> [Short task] Say how many lines contain the string "assistance". Give no other output.
START Records for this exercise
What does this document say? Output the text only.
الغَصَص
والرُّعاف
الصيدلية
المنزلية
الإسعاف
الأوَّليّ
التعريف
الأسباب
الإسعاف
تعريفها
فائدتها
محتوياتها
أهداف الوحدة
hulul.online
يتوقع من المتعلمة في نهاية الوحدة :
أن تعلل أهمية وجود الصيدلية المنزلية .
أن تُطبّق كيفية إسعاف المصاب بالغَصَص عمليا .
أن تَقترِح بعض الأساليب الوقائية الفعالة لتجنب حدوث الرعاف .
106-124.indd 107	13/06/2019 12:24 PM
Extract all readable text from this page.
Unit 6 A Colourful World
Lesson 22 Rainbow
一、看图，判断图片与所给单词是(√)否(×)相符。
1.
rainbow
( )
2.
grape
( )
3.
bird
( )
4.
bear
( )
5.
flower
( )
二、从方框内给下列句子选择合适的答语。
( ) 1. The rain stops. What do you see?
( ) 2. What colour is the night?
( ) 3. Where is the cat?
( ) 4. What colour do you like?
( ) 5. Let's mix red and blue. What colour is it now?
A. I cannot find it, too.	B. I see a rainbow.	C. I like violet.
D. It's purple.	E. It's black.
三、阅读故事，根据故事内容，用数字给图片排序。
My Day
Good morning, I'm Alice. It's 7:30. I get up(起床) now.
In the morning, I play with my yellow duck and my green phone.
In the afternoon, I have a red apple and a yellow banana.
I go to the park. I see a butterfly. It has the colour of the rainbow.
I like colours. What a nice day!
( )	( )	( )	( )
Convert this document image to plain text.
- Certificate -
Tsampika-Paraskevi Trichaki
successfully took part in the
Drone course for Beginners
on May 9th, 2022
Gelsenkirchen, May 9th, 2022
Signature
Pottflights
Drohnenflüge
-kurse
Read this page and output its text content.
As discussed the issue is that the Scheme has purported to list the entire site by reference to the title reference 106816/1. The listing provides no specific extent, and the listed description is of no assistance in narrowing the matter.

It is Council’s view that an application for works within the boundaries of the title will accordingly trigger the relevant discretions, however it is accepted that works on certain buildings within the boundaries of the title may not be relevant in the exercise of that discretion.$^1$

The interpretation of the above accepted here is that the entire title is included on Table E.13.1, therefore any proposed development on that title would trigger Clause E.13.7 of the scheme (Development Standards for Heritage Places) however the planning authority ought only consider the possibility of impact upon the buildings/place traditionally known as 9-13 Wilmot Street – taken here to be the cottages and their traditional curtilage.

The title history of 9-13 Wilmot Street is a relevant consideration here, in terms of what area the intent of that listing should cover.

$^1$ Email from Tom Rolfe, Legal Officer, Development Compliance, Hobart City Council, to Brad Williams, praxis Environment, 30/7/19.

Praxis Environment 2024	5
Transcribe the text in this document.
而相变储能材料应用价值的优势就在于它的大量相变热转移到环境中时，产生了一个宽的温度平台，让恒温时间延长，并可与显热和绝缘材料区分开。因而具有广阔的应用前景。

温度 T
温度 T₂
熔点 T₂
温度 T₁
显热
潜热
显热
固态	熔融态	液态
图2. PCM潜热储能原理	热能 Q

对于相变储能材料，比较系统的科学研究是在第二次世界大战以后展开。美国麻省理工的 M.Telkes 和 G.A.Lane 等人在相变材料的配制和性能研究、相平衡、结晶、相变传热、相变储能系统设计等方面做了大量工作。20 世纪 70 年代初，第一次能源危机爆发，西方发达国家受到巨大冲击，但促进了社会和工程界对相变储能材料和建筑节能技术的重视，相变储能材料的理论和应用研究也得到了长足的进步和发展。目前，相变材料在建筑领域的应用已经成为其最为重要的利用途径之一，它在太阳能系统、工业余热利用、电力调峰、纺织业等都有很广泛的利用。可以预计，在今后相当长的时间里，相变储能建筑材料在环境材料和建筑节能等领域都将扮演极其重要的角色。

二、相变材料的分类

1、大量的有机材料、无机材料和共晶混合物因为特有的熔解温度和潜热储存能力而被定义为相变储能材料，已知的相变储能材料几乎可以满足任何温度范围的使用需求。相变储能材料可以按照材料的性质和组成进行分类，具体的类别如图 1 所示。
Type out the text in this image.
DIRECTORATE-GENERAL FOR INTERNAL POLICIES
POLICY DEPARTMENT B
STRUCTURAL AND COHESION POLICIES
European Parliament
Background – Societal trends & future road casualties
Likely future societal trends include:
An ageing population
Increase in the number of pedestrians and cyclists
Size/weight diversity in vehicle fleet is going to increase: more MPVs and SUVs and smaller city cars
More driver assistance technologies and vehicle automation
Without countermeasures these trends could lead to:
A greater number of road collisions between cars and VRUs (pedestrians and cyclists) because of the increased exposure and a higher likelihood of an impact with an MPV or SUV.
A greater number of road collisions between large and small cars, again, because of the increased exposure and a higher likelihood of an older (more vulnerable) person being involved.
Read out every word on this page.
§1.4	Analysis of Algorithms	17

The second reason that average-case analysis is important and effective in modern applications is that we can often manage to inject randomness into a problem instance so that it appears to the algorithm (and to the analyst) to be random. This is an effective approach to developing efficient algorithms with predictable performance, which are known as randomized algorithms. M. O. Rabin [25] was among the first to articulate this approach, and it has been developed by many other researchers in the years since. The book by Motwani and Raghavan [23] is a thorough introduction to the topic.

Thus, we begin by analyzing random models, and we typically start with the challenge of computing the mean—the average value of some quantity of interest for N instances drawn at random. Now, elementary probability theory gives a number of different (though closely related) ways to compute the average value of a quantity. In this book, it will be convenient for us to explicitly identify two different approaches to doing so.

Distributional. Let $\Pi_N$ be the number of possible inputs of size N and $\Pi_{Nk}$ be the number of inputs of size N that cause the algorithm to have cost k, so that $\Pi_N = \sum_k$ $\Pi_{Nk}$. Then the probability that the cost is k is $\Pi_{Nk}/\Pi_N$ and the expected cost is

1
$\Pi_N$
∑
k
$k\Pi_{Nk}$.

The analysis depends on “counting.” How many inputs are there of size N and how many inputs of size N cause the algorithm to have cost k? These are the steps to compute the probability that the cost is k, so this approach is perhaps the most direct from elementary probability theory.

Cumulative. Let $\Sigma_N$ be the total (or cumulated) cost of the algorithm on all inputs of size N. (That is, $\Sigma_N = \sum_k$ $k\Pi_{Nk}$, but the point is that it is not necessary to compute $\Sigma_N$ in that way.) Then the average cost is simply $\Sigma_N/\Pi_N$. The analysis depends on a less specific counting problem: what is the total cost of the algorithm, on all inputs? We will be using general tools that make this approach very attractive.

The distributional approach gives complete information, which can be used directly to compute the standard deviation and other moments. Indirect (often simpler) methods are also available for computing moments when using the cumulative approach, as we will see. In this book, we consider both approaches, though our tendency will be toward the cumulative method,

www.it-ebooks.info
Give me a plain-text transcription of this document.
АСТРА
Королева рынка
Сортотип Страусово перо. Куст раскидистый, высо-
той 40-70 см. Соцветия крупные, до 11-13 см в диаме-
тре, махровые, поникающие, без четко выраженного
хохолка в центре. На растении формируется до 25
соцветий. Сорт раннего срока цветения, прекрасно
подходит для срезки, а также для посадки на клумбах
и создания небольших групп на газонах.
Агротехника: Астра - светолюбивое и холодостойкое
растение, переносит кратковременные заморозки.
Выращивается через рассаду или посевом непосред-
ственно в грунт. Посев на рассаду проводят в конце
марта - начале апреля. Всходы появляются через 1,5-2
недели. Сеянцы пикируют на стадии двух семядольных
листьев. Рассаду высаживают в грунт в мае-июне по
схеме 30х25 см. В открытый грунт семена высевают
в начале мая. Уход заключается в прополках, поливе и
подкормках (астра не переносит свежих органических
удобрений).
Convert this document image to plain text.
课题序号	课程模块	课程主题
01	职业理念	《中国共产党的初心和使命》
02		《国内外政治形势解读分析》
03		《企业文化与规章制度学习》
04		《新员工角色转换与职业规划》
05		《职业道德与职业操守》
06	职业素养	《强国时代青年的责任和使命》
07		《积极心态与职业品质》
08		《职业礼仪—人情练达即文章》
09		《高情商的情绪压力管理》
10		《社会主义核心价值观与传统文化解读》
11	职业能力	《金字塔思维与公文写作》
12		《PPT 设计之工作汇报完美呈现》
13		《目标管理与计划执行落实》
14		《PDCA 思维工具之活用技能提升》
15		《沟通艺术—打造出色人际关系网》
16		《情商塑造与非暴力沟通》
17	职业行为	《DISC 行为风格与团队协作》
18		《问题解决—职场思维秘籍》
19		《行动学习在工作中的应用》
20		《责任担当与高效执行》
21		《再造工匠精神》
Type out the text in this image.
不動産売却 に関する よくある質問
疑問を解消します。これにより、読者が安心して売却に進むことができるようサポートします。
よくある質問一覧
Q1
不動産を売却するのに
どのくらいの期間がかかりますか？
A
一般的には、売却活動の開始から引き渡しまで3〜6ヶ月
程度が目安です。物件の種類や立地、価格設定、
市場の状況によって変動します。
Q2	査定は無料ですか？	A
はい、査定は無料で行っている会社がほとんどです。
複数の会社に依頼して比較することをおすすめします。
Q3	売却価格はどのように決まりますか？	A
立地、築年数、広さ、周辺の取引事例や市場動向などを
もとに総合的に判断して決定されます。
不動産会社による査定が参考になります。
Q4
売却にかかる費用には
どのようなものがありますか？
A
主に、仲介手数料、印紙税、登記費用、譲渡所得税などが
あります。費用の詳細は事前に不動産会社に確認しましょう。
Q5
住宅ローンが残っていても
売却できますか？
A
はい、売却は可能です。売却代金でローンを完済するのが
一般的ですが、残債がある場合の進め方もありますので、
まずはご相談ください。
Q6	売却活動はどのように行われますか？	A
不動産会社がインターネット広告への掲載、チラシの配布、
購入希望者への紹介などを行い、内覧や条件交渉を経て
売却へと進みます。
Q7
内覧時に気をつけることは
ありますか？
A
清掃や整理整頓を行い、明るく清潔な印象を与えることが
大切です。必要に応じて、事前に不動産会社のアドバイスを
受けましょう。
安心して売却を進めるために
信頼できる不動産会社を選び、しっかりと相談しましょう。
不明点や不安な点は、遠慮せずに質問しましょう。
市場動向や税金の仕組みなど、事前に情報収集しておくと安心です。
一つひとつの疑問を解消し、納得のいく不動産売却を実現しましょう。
END Records for this exercise
> [Result for this task] 2